[Data excerpts]

☆ ☆ ☆

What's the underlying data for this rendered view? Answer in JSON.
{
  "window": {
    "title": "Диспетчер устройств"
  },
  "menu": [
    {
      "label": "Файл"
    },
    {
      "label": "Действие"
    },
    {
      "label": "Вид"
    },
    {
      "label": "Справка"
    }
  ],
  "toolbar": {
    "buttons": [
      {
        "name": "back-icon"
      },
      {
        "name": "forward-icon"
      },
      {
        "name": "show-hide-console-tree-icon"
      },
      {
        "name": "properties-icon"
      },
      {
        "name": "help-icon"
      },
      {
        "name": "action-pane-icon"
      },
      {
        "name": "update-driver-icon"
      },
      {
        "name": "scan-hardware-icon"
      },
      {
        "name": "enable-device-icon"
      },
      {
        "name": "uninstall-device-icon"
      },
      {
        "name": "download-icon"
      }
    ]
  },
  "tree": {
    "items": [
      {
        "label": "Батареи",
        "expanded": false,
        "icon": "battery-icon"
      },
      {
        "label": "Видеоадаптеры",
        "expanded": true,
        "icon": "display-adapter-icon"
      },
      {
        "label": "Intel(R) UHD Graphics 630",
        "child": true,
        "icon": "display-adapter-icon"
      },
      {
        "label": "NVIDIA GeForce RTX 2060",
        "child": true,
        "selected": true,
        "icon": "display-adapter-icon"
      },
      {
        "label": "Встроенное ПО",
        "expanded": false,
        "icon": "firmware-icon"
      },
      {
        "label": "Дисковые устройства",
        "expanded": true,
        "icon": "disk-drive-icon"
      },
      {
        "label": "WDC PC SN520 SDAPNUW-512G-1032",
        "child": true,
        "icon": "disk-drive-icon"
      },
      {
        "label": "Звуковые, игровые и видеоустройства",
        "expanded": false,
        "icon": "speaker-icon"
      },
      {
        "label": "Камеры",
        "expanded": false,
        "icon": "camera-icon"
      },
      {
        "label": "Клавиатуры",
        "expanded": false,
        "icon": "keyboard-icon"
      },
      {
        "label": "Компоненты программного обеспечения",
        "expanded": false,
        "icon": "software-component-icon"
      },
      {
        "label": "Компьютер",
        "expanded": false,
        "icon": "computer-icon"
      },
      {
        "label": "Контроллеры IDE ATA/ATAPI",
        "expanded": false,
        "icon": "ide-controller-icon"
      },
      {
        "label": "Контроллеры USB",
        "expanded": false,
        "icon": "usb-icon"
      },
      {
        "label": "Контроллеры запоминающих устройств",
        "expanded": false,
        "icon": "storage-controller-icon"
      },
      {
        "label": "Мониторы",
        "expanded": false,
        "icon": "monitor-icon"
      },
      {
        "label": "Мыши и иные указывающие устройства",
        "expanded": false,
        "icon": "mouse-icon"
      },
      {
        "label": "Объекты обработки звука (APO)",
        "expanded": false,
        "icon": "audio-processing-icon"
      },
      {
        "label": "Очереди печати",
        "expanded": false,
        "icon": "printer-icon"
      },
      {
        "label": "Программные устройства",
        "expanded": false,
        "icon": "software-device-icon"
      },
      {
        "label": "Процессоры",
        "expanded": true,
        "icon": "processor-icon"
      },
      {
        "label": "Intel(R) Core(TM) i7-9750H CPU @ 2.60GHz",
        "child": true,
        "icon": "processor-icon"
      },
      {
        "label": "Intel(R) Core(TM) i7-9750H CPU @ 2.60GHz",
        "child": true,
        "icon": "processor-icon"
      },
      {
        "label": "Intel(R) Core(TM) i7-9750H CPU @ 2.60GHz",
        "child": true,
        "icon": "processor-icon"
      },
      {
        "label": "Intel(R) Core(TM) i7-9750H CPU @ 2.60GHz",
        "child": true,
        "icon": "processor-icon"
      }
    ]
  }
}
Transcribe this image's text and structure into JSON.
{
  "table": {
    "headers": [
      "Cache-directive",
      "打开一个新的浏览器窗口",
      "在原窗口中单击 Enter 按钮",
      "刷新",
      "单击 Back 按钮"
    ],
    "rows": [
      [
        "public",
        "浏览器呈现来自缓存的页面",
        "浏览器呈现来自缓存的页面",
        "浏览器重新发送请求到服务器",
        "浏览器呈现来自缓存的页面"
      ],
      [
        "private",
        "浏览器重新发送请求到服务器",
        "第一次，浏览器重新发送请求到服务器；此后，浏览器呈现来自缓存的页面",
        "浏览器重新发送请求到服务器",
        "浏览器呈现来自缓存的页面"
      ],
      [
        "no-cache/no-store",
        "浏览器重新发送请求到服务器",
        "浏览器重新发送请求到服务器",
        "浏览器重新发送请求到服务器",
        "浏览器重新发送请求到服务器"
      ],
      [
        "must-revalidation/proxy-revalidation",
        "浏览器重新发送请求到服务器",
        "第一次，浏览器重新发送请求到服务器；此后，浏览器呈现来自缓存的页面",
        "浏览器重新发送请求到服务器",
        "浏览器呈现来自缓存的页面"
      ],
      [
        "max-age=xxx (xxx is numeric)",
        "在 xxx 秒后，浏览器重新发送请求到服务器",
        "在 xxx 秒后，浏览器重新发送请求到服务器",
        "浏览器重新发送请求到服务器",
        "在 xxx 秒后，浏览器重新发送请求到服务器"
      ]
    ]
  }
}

☆ ☆ ☆

§ **PROBLEM REQUIREMENTS**: Copy out each line exactly as written.

§ **OUTPUT FOR THIS TASK**:
What's the underlying data for this rendered view? Answer in JSON.
{
  "window": {
    "title": "Диспетчер устройств"
  },
  "menu": [
    {
      "label": "Файл"
    },
    {
      "label": "Действие"
    },
    {
      "label": "Вид"
    },
    {
      "label": "Справка"
    }
  ],
  "toolbar": {
    "buttons": [
      {
        "name": "back-icon"
      },
      {
        "name": "forward-icon"
      },
      {
        "name": "show-hide-console-tree-icon"
      },
      {
        "name": "properties-icon"
      },
      {
        "name": "help-icon"
      },
      {
        "name": "action-pane-icon"
      },
      {
        "name": "update-driver-icon"
      },
      {
        "name": "scan-hardware-icon"
      },
      {
        "name": "enable-device-icon"
      },
      {
        "name": "uninstall-device-icon"
      },
      {
        "name": "download-icon"
      }
    ]
  },
  "tree": {
    "items": [
      {
        "label": "Батареи",
        "expanded": false,
        "icon": "battery-icon"
      },
      {
        "label": "Видеоадаптеры",
        "expanded": true,
        "icon": "display-adapter-icon"
      },
      {
        "label": "Intel(R) UHD Graphics 630",
        "child": true,
        "icon": "display-adapter-icon"
      },
      {
        "label": "NVIDIA GeForce RTX 2060",
        "child": true,
        "selected": true,
        "icon": "display-adapter-icon"
      },
      {
        "label": "Встроенное ПО",
        "expanded": false,
        "icon": "firmware-icon"
      },
      {
        "label": "Дисковые устройства",
        "expanded": true,
        "icon": "disk-drive-icon"
      },
      {
        "label": "WDC PC SN520 SDAPNUW-512G-1032",
        "child": true,
        "icon": "disk-drive-icon"
      },
      {
        "label": "Звуковые, игровые и видеоустройства",
        "expanded": false,
        "icon": "speaker-icon"
      },
      {
        "label": "Камеры",
        "expanded": false,
        "icon": "camera-icon"
      },
      {
        "label": "Клавиатуры",
        "expanded": false,
        "icon": "keyboard-icon"
      },
      {
        "label": "Компоненты программного обеспечения",
        "expanded": false,
        "icon": "software-component-icon"
      },
      {
        "label": "Компьютер",
        "expanded": false,
        "icon": "computer-icon"
      },
      {
        "label": "Контроллеры IDE ATA/ATAPI",
        "expanded": false,
        "icon": "ide-controller-icon"
      },
      {
        "label": "Контроллеры USB",
        "expanded": false,
        "icon": "usb-icon"
      },
      {
        "label": "Контроллеры запоминающих устройств",
        "expanded": false,
        "icon": "storage-controller-icon"
      },
      {
        "label": "Мониторы",
        "expanded": false,
        "icon": "monitor-icon"
      },
      {
        "label": "Мыши и иные указывающие устройства",
        "expanded": false,
        "icon": "mouse-icon"
      },
      {
        "label": "Объекты обработки звука (APO)",
        "expanded": false,
        "icon": "audio-processing-icon"
      },
      {
        "label": "Очереди печати",
        "expanded": false,
        "icon": "printer-icon"
      },
      {
        "label": "Программные устройства",
        "expanded": false,
        "icon": "software-device-icon"
      },
      {
        "label": "Процессоры",
        "expanded": true,
        "icon": "processor-icon"
      },
      {
        "label": "Intel(R) Core(TM) i7-9750H CPU @ 2.60GHz",
        "child": true,
        "icon": "processor-icon"
      },
      {
        "label": "Intel(R) Core(TM) i7-9750H CPU @ 2.60GHz",
        "child": true,
        "icon": "processor-icon"
      },
      {
        "label": "Intel(R) Core(TM) i7-9750H CPU @ 2.60GHz",
        "child": true,
        "icon": "processor-icon"
      },
      {
        "label": "Intel(R) Core(TM) i7-9750H CPU @ 2.60GHz",
        "child": true,
        "icon": "processor-icon"
      }
    ]
  }
}
Transcribe this image's text and structure into JSON.
{
  "table": {
    "headers": [
      "Cache-directive",
      "打开一个新的浏览器窗口",
      "在原窗口中单击 Enter 按钮",
      "刷新",
      "单击 Back 按钮"
    ],
    "rows": [
      [
        "public",
        "浏览器呈现来自缓存的页面",
        "浏览器呈现来自缓存的页面",
        "浏览器重新发送请求到服务器",
        "浏览器呈现来自缓存的页面"
      ],
      [
        "private",
        "浏览器重新发送请求到服务器",
        "第一次，浏览器重新发送请求到服务器；此后，浏览器呈现来自缓存的页面",
        "浏览器重新发送请求到服务器",
        "浏览器呈现来自缓存的页面"
      ],
      [
        "no-cache/no-store",
        "浏览器重新发送请求到服务器",
        "浏览器重新发送请求到服务器",
        "浏览器重新发送请求到服务器",
        "浏览器重新发送请求到服务器"
      ],
      [
        "must-revalidation/proxy-revalidation",
        "浏览器重新发送请求到服务器",
        "第一次，浏览器重新发送请求到服务器；此后，浏览器呈现来自缓存的页面",
        "浏览器重新发送请求到服务器",
        "浏览器呈现来自缓存的页面"
      ],
      [
        "max-age=xxx (xxx is numeric)",
        "在 xxx 秒后，浏览器重新发送请求到服务器",
        "在 xxx 秒后，浏览器重新发送请求到服务器",
        "浏览器重新发送请求到服务器",
        "在 xxx 秒后，浏览器重新发送请求到服务器"
      ]
    ]
  }
}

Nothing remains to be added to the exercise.